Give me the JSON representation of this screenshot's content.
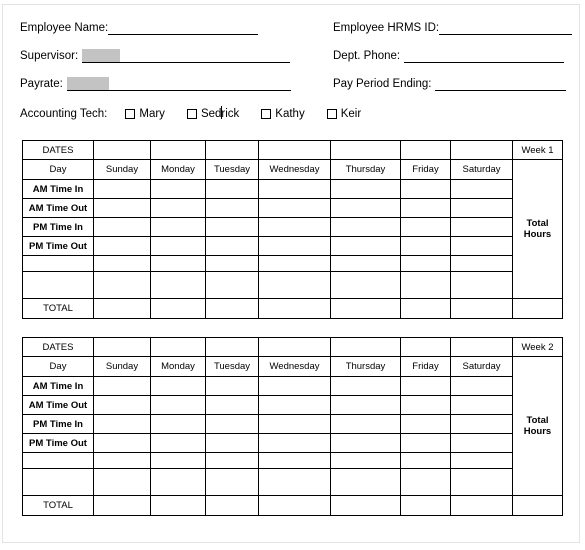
{
  "form": {
    "left_fields": [
      {
        "label": "Employee Name:",
        "value": "",
        "rule_width": 150,
        "highlight_width": 0
      },
      {
        "label": "Supervisor:",
        "value": "",
        "rule_width": 208,
        "highlight_width": 38
      },
      {
        "label": "Payrate:",
        "value": "",
        "rule_width": 224,
        "highlight_width": 42
      }
    ],
    "right_fields": [
      {
        "label": "Employee HRMS ID:",
        "value": "",
        "rule_width": 133
      },
      {
        "label": "Dept. Phone:",
        "value": "",
        "rule_width": 160
      },
      {
        "label": "Pay Period Ending:",
        "value": "",
        "rule_width": 131
      }
    ],
    "accounting_tech": {
      "label": "Accounting Tech:",
      "options": [
        {
          "name": "Mary",
          "checked": false
        },
        {
          "name": "Sedrick",
          "checked": false,
          "caret_after_chars": 4
        },
        {
          "name": "Kathy",
          "checked": false
        },
        {
          "name": "Keir",
          "checked": false
        }
      ]
    }
  },
  "timesheets": [
    {
      "week_label": "Week 1",
      "dates_label": "DATES",
      "day_label": "Day",
      "days": [
        "Sunday",
        "Monday",
        "Tuesday",
        "Wednesday",
        "Thursday",
        "Friday",
        "Saturday"
      ],
      "dates_values": [
        "",
        "",
        "",
        "",
        "",
        "",
        ""
      ],
      "row_labels": [
        "AM Time In",
        "AM Time Out",
        "PM Time In",
        "PM Time Out",
        "",
        ""
      ],
      "total_label": "TOTAL",
      "total_hours_label": "Total Hours",
      "total_values": [
        "",
        "",
        "",
        "",
        "",
        "",
        ""
      ],
      "total_hours_value": ""
    },
    {
      "week_label": "Week 2",
      "dates_label": "DATES",
      "day_label": "Day",
      "days": [
        "Sunday",
        "Monday",
        "Tuesday",
        "Wednesday",
        "Thursday",
        "Friday",
        "Saturday"
      ],
      "dates_values": [
        "",
        "",
        "",
        "",
        "",
        "",
        ""
      ],
      "row_labels": [
        "AM Time In",
        "AM Time Out",
        "PM Time In",
        "PM Time Out",
        "",
        ""
      ],
      "total_label": "TOTAL",
      "total_hours_label": "Total Hours",
      "total_values": [
        "",
        "",
        "",
        "",
        "",
        "",
        ""
      ],
      "total_hours_value": ""
    }
  ],
  "colors": {
    "ink": "#000000",
    "highlight": "#c3c3c3",
    "page_border": "#e3e3e3"
  }
}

**Task prompt:** Do not include images; quote all of the entries above exactly.

**Response for this exercise:**
Give me the JSON representation of this screenshot's content.
{
  "form": {
    "left_fields": [
      {
        "label": "Employee Name:",
        "value": "",
        "rule_width": 150,
        "highlight_width": 0
      },
      {
        "label": "Supervisor:",
        "value": "",
        "rule_width": 208,
        "highlight_width": 38
      },
      {
        "label": "Payrate:",
        "value": "",
        "rule_width": 224,
        "highlight_width": 42
      }
    ],
    "right_fields": [
      {
        "label": "Employee HRMS ID:",
        "value": "",
        "rule_width": 133
      },
      {
        "label": "Dept. Phone:",
        "value": "",
        "rule_width": 160
      },
      {
        "label": "Pay Period Ending:",
        "value": "",
        "rule_width": 131
      }
    ],
    "accounting_tech": {
      "label": "Accounting Tech:",
      "options": [
        {
          "name": "Mary",
          "checked": false
        },
        {
          "name": "Sedrick",
          "checked": false,
          "caret_after_chars": 4
        },
        {
          "name": "Kathy",
          "checked": false
        },
        {
          "name": "Keir",
          "checked": false
        }
      ]
    }
  },
  "timesheets": [
    {
      "week_label": "Week 1",
      "dates_label": "DATES",
      "day_label": "Day",
      "days": [
        "Sunday",
        "Monday",
        "Tuesday",
        "Wednesday",
        "Thursday",
        "Friday",
        "Saturday"
      ],
      "dates_values": [
        "",
        "",
        "",
        "",
        "",
        "",
        ""
      ],
      "row_labels": [
        "AM Time In",
        "AM Time Out",
        "PM Time In",
        "PM Time Out",
        "",
        ""
      ],
      "total_label": "TOTAL",
      "total_hours_label": "Total Hours",
      "total_values": [
        "",
        "",
        "",
        "",
        "",
        "",
        ""
      ],
      "total_hours_value": ""
    },
    {
      "week_label": "Week 2",
      "dates_label": "DATES",
      "day_label": "Day",
      "days": [
        "Sunday",
        "Monday",
        "Tuesday",
        "Wednesday",
        "Thursday",
        "Friday",
        "Saturday"
      ],
      "dates_values": [
        "",
        "",
        "",
        "",
        "",
        "",
        ""
      ],
      "row_labels": [
        "AM Time In",
        "AM Time Out",
        "PM Time In",
        "PM Time Out",
        "",
        ""
      ],
      "total_label": "TOTAL",
      "total_hours_label": "Total Hours",
      "total_values": [
        "",
        "",
        "",
        "",
        "",
        "",
        ""
      ],
      "total_hours_value": ""
    }
  ],
  "colors": {
    "ink": "#000000",
    "highlight": "#c3c3c3",
    "page_border": "#e3e3e3"
  }
}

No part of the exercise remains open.